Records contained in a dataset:
****************
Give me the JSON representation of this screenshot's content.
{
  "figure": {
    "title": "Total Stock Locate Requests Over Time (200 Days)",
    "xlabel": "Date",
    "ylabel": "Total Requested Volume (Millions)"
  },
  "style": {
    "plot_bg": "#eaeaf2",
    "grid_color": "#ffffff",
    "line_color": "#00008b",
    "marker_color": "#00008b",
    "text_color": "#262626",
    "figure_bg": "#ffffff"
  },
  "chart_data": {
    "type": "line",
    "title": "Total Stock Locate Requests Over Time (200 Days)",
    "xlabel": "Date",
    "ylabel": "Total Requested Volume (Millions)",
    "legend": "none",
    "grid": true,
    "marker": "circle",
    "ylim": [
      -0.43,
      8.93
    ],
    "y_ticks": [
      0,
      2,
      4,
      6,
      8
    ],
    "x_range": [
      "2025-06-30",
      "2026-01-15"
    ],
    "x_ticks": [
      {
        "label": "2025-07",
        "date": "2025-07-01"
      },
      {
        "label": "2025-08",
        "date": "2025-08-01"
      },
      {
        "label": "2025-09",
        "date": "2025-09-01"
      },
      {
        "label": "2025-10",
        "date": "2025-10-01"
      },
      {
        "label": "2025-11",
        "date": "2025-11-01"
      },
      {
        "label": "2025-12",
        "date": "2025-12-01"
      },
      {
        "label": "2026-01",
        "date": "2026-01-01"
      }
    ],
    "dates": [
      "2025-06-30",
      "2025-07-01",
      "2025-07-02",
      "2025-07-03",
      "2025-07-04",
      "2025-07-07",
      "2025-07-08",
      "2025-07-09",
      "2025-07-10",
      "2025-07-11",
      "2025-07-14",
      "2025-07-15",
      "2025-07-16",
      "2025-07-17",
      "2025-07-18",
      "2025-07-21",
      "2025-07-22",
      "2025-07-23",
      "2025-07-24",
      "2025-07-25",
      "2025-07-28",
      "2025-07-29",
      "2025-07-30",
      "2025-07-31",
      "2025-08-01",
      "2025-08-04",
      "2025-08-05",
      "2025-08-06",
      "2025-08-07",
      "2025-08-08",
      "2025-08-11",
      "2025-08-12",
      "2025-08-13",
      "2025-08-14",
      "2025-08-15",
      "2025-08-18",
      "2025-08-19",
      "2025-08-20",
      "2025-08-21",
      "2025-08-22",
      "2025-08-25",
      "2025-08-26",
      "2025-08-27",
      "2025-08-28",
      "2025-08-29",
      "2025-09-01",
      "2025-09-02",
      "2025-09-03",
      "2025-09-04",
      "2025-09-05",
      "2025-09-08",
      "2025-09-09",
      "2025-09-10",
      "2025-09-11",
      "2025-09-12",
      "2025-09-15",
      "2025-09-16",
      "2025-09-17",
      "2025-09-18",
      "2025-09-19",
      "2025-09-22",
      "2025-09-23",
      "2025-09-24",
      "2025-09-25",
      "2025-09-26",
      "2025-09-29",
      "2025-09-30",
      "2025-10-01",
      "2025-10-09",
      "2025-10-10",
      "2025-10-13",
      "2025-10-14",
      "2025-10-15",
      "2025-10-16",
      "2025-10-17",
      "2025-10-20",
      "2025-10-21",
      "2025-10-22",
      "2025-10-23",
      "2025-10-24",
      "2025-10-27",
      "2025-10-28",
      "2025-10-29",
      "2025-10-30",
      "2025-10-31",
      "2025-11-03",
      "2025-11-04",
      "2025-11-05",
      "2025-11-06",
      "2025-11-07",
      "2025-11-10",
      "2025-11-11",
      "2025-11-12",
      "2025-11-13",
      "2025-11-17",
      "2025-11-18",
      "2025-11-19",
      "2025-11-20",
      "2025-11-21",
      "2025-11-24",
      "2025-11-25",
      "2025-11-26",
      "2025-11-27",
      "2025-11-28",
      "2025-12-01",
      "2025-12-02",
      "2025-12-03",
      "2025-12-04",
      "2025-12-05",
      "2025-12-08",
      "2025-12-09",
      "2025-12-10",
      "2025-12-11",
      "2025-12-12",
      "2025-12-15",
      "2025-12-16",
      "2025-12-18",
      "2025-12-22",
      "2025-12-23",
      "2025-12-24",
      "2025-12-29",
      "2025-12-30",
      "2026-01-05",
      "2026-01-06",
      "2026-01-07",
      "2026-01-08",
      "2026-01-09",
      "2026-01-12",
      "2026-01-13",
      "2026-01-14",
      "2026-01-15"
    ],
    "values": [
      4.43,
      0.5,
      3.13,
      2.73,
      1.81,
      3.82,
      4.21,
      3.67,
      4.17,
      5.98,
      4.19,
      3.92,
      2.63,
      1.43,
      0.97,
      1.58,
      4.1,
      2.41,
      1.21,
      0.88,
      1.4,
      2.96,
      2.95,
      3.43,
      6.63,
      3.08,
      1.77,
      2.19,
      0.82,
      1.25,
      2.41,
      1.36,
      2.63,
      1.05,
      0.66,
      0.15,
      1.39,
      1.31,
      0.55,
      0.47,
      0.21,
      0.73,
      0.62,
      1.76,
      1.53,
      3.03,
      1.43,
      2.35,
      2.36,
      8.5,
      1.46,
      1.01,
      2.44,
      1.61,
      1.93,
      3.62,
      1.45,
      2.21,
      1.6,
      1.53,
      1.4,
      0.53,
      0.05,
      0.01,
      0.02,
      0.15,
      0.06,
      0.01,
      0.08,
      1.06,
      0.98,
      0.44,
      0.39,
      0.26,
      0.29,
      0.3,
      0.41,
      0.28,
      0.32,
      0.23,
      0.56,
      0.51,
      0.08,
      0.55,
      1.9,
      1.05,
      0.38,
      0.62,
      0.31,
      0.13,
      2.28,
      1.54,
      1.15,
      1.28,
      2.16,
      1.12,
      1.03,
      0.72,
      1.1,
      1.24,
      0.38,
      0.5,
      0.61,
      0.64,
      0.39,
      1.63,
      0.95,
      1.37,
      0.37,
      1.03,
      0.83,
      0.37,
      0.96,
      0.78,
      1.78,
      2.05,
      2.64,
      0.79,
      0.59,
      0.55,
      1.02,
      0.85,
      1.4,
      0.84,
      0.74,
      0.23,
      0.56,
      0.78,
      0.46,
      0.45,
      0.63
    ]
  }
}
****************
Tally how many lines of the records hold the word "Millions". Answer with the number only.

2